[AVAILABLE RECORDS]
==============================
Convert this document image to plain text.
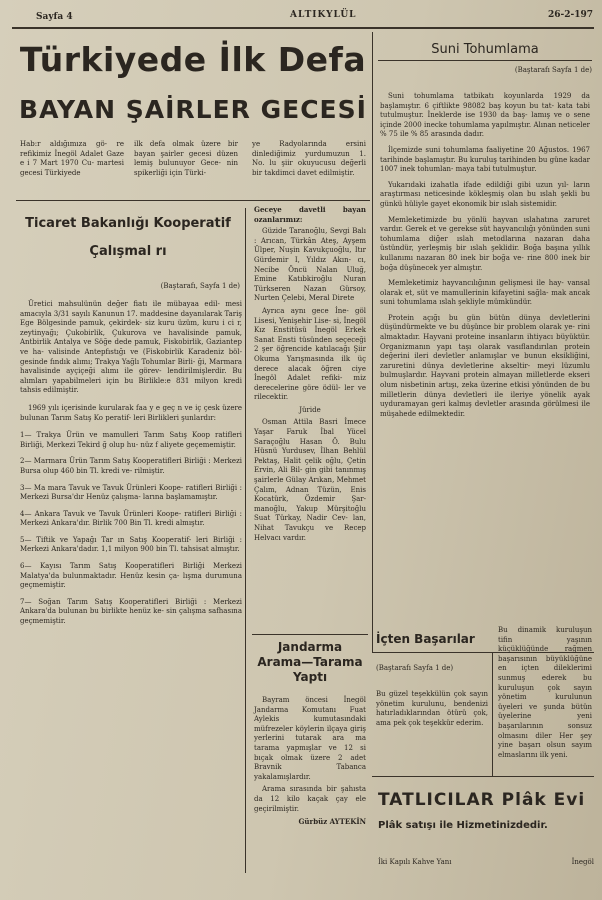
Sayfa 4	ALTIKYLÜL	26-2-197
Türkiyede İlk Defa
BAYAN ŞAİRLER GECESİ
Hab:r aldığımıza gö- re refikimiz İnegöl Adalet Gaze e i 7 Mart 1970 Cu- martesi gecesi Türkiyede
ilk defa olmak üzere bir bayan şairler gecesi düzen lemiş bulunuyor Gece- nin spikerliği için Türki-
ye Radyolarında ersini dinlediğimiz yurdumuzun 1. No. lu şiir okuyucusu değerli bir takdimci davet edilmiştir.
Ticaret Bakanlığı Kooperatif
Çalışmal rı
(Baştarafı, Sayfa 1 de)

Üretici mahsulünün değer fiatı ile mübayaa edil- mesi amacıyla 3/31 sayılı Kanunun 17. maddesine dayanılarak Tariş Ege Bölgesinde pamuk, çekirdek- siz kuru üzüm, kuru i ci r, zeytinyağı; Çukobirlik, Çukurova ve havalisinde pamuk, Antbirlik Antalya ve Söğe dede pamuk, Fiskobirlik, Gaziantep ve ha- valisinde Antepfıstığı ve (Fiskobirlik Karadeniz böl- gesinde fındık alımı; Trakya Yağlı Tohumlar Birli- ği, Marmara havalisinde ayçiçeği alımı ile görev- lendirilmişlerdir. Bu alımları yapabilmeleri için bu Birlikle:e 831 milyon kredi tahsis edilmiştir.

1969 yılı içerisinde kurularak faa y e geç n ve iç çesk üzere bulunan Tarım Satış Ko peratif- leri Birlikleri şunlardır:

1— Trakya Ürün ve mamulleri Tarım Satış Koop ratifleri Birliği, Merkezi Tekird ğ olup hu- nüz f aliyete geçememiştir.

2— Marmara Ürün Tarım Satış Kooperatifleri Birliği : Merkezi Bursa olup 460 bin Tl. kredi ve- rilmiştir.

3— Ma mara Tavuk ve Tavuk Ürünleri Koope- ratifleri Birliği : Merkezi Bursa'dır Henüz çalışma- larına başlamamıştır.

4— Ankara Tavuk ve Tavuk Ürünleri Koope- ratifleri Birliği : Merkezi Ankara'dır. Birlik 700 Bin Tl. kredi almıştır.

5— Tiftik ve Yapağı Tar ın Satış Kooperatif- leri Birliği : Merkezi Ankara'dadır. 1,1 milyon 900 bin Tl. tahsisat almıştır.

6— Kayısı Tarım Satış Kooperatifleri Birliği Merkezi Malatya'da bulunmaktadır. Henüz kesin ça- lışma durumuna geçmemiştir.

7— Soğan Tarım Satış Kooperatifleri Birliği : Merkezi Ankara'da bulunan bu birlikte henüz ke- sin çalışma safhasına geçmemiştir.

Geceye davetli bayan ozanlarımız:

Güzide Taranoğlu, Sevgi Balı : Arıcan, Türkân Ateş, Ayşem Ülper, Nuşin Kavukçuoğlu, Itır Gürdemir I, Yıldız Akın- cı, Necibe Öncü Nalan Uluğ, Emine Katıbkiroğlu Nuran Türkseren Nazan Gürsoy, Nurten Çelebi, Meral Direte

Ayrıca aynı gece İne- göl Lisesi, Yenişehir Lise- si, İnegöl Kız Enstitüsü İnegöl Erkek Sanat Ensti tüsünden seçeceği 2 şer öğrencide katılacağı Şiir Okuma Yarışmasında ilk üç derece alacak öğren ciye İnegöl Adalet refiki- miz derecelerine göre ödül- ler ve rilecektir.

Jüride

Osman Attila Basri İmece Yaşar Faruk İbal Yücel Saraçoğlu Hasan Ö. Bulu Hüsnü Yurdusev, İlhan Behlül Pektaş, Halit çelik oğlu, Çetin Ervin, Ali Bil- gin gibi tanınmış şairlerle Gülay Arıkan, Mehmet Çalım, Adnan Tüzün, Enis Kocatürk, Özdemir Şar- manoğlu, Yakup Mürşitoğlu Suat Türkay, Nadir Cev- lan, Nihat Tavukçu ve Recep Helvacı vardır.

Jandarma
Arama—Tarama
Yaptı

Bayram öncesi İnegöl Jandarma Komutanı Fuat Aylekis kumutasındaki müfrezeler köylerin ilçaya giriş yerlerini tutarak ara ma tarama yapmışlar ve 12 si bıçak olmak üzere 2 adet Bravnik Tabanca yakalamışlardır.

Arama sırasında bir şahısta da 12 kilo kaçak çay ele geçirilmiştir.

Gürbüz AYTEKİN

Suni Tohumlama
(Baştarafı Sayfa 1 de)

Suni tohumlama tatbikatı koyunlarda 1929 da başlamıştır. 6 çiftlikte 98082 baş koyun bu tat- kata tabi tutulmuştur. İneklerde ise 1930 da baş- lamış ve o sene içinde 2000 inecke tohumlama yapılmıştır. Alınan neticeler % 75 ile % 85 arasında dadır.

İlçemizde suni tohumlama faaliyetine 20 Ağustos. 1967 tarihinde başlamıştır. Bu kuruluş tarihinden bu güne kadar 1007 inek tohumlan- maya tabi tutulmuştur.

Yukarıdaki izahatla ifade edildiği gibi uzun yıl- ların araştırması neticesinde kökleşmiş olan bu ıslah şekli bu günkü hüliyle gayet ekonomik bir ıslah sistemidir.

Memleketimizde bu yönlü hayvan ıslahatına zaruret vardır. Gerek et ve gerekse süt hayvancılığı yönünden suni tohumlama diğer ıslah metodlarına nazaran daha üstündür, yerleşmiş bir ıslah şeklidir. Boğa başına yıllık kullanımı nazaran 80 inek bir boğa ve- rine 800 inek bir boğa düşünecek yer almıştır.

Memleketimiz hayvancılığının gelişmesi ile hay- vansal olarak et, süt ve mamullerinin kifayetini sağla- mak ancak suni tohumlama ıslah şekliyle mümkündür.

Protein açığı bu gün bütün dünya devletlerini düşündürmekte ve bu düşünce bir problem olarak ye- rini almaktadır. Hayvani proteine insanların ihtiyacı büyüktür. Organizmanın yapı taşı olarak vasıflandırılan protein değerini ileri devletler anlamışlar ve bunun eksikliğini, zaruretini dünya devletlerine akseltir- meyi lüzumlu bulmuşlardır. Hayvani protein almayan milletlerde ekseri olum nisbetinin artışı, zeka üzerine etkisi yönünden de bu milletlerin dünya devletleri ile ileriye yönelik ayak uyduramayan geri kalmış devletler arasında görülmesi ile müşahede edilmektedir.

İçten Başarılar
(Baştarafı Sayfa 1 de)
Bu güzel teşekkülün çok sayın yönetim kurulunu, bendenizi hatırladıklarından ötürü çok, ama pek çok teşekkür ederim.
Bu dinamik kuruluşun tifin yaşının küçüklüğünde rağmen başarısının büyüklüğüne en içten dileklerimi sunmuş ederek bu kuruluşun çok sayın yönetim kurulunun üyeleri ve şunda bütün üyelerine yeni başarılarının sonsuz olmasını diler Her şey yine başarı olsun sayım elmaslarını ilk yeni.
TATLICILAR Plâk Evi
Plâk satışı ile Hizmetinizdedir.
İki Kapılı Kahve Yanı	İnegöl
==============================
[TASK BRIEF] Please reproduce every record exactly, leaving the pictures out.

[EXPECTED ANSWER]
Convert this document image to plain text.
Sayfa 4	ALTIKYLÜL	26-2-197
Türkiyede İlk Defa
BAYAN ŞAİRLER GECESİ
Hab:r aldığımıza gö- re refikimiz İnegöl Adalet Gaze e i 7 Mart 1970 Cu- martesi gecesi Türkiyede
ilk defa olmak üzere bir bayan şairler gecesi düzen lemiş bulunuyor Gece- nin spikerliği için Türki-
ye Radyolarında ersini dinlediğimiz yurdumuzun 1. No. lu şiir okuyucusu değerli bir takdimci davet edilmiştir.
Ticaret Bakanlığı Kooperatif
Çalışmal rı
(Baştarafı, Sayfa 1 de)

Üretici mahsulünün değer fiatı ile mübayaa edil- mesi amacıyla 3/31 sayılı Kanunun 17. maddesine dayanılarak Tariş Ege Bölgesinde pamuk, çekirdek- siz kuru üzüm, kuru i ci r, zeytinyağı; Çukobirlik, Çukurova ve havalisinde pamuk, Antbirlik Antalya ve Söğe dede pamuk, Fiskobirlik, Gaziantep ve ha- valisinde Antepfıstığı ve (Fiskobirlik Karadeniz böl- gesinde fındık alımı; Trakya Yağlı Tohumlar Birli- ği, Marmara havalisinde ayçiçeği alımı ile görev- lendirilmişlerdir. Bu alımları yapabilmeleri için bu Birlikle:e 831 milyon kredi tahsis edilmiştir.

1969 yılı içerisinde kurularak faa y e geç n ve iç çesk üzere bulunan Tarım Satış Ko peratif- leri Birlikleri şunlardır:

1— Trakya Ürün ve mamulleri Tarım Satış Koop ratifleri Birliği, Merkezi Tekird ğ olup hu- nüz f aliyete geçememiştir.

2— Marmara Ürün Tarım Satış Kooperatifleri Birliği : Merkezi Bursa olup 460 bin Tl. kredi ve- rilmiştir.

3— Ma mara Tavuk ve Tavuk Ürünleri Koope- ratifleri Birliği : Merkezi Bursa'dır Henüz çalışma- larına başlamamıştır.

4— Ankara Tavuk ve Tavuk Ürünleri Koope- ratifleri Birliği : Merkezi Ankara'dır. Birlik 700 Bin Tl. kredi almıştır.

5— Tiftik ve Yapağı Tar ın Satış Kooperatif- leri Birliği : Merkezi Ankara'dadır. 1,1 milyon 900 bin Tl. tahsisat almıştır.

6— Kayısı Tarım Satış Kooperatifleri Birliği Merkezi Malatya'da bulunmaktadır. Henüz kesin ça- lışma durumuna geçmemiştir.

7— Soğan Tarım Satış Kooperatifleri Birliği : Merkezi Ankara'da bulunan bu birlikte henüz ke- sin çalışma safhasına geçmemiştir.

Geceye davetli bayan ozanlarımız:

Güzide Taranoğlu, Sevgi Balı : Arıcan, Türkân Ateş, Ayşem Ülper, Nuşin Kavukçuoğlu, Itır Gürdemir I, Yıldız Akın- cı, Necibe Öncü Nalan Uluğ, Emine Katıbkiroğlu Nuran Türkseren Nazan Gürsoy, Nurten Çelebi, Meral Direte

Ayrıca aynı gece İne- göl Lisesi, Yenişehir Lise- si, İnegöl Kız Enstitüsü İnegöl Erkek Sanat Ensti tüsünden seçeceği 2 şer öğrencide katılacağı Şiir Okuma Yarışmasında ilk üç derece alacak öğren ciye İnegöl Adalet refiki- miz derecelerine göre ödül- ler ve rilecektir.

Jüride

Osman Attila Basri İmece Yaşar Faruk İbal Yücel Saraçoğlu Hasan Ö. Bulu Hüsnü Yurdusev, İlhan Behlül Pektaş, Halit çelik oğlu, Çetin Ervin, Ali Bil- gin gibi tanınmış şairlerle Gülay Arıkan, Mehmet Çalım, Adnan Tüzün, Enis Kocatürk, Özdemir Şar- manoğlu, Yakup Mürşitoğlu Suat Türkay, Nadir Cev- lan, Nihat Tavukçu ve Recep Helvacı vardır.

Jandarma
Arama—Tarama
Yaptı

Bayram öncesi İnegöl Jandarma Komutanı Fuat Aylekis kumutasındaki müfrezeler köylerin ilçaya giriş yerlerini tutarak ara ma tarama yapmışlar ve 12 si bıçak olmak üzere 2 adet Bravnik Tabanca yakalamışlardır.

Arama sırasında bir şahısta da 12 kilo kaçak çay ele geçirilmiştir.

Gürbüz AYTEKİN

Suni Tohumlama
(Baştarafı Sayfa 1 de)

Suni tohumlama tatbikatı koyunlarda 1929 da başlamıştır. 6 çiftlikte 98082 baş koyun bu tat- kata tabi tutulmuştur. İneklerde ise 1930 da baş- lamış ve o sene içinde 2000 inecke tohumlama yapılmıştır. Alınan neticeler % 75 ile % 85 arasında dadır.

İlçemizde suni tohumlama faaliyetine 20 Ağustos. 1967 tarihinde başlamıştır. Bu kuruluş tarihinden bu güne kadar 1007 inek tohumlan- maya tabi tutulmuştur.

Yukarıdaki izahatla ifade edildiği gibi uzun yıl- ların araştırması neticesinde kökleşmiş olan bu ıslah şekli bu günkü hüliyle gayet ekonomik bir ıslah sistemidir.

Memleketimizde bu yönlü hayvan ıslahatına zaruret vardır. Gerek et ve gerekse süt hayvancılığı yönünden suni tohumlama diğer ıslah metodlarına nazaran daha üstündür, yerleşmiş bir ıslah şeklidir. Boğa başına yıllık kullanımı nazaran 80 inek bir boğa ve- rine 800 inek bir boğa düşünecek yer almıştır.

Memleketimiz hayvancılığının gelişmesi ile hay- vansal olarak et, süt ve mamullerinin kifayetini sağla- mak ancak suni tohumlama ıslah şekliyle mümkündür.

Protein açığı bu gün bütün dünya devletlerini düşündürmekte ve bu düşünce bir problem olarak ye- rini almaktadır. Hayvani proteine insanların ihtiyacı büyüktür. Organizmanın yapı taşı olarak vasıflandırılan protein değerini ileri devletler anlamışlar ve bunun eksikliğini, zaruretini dünya devletlerine akseltir- meyi lüzumlu bulmuşlardır. Hayvani protein almayan milletlerde ekseri olum nisbetinin artışı, zeka üzerine etkisi yönünden de bu milletlerin dünya devletleri ile ileriye yönelik ayak uyduramayan geri kalmış devletler arasında görülmesi ile müşahede edilmektedir.

İçten Başarılar
(Baştarafı Sayfa 1 de)
Bu güzel teşekkülün çok sayın yönetim kurulunu, bendenizi hatırladıklarından ötürü çok, ama pek çok teşekkür ederim.
Bu dinamik kuruluşun tifin yaşının küçüklüğünde rağmen başarısının büyüklüğüne en içten dileklerimi sunmuş ederek bu kuruluşun çok sayın yönetim kurulunun üyeleri ve şunda bütün üyelerine yeni başarılarının sonsuz olmasını diler Her şey yine başarı olsun sayım elmaslarını ilk yeni.
TATLICILAR Plâk Evi
Plâk satışı ile Hizmetinizdedir.
İki Kapılı Kahve Yanı	İnegöl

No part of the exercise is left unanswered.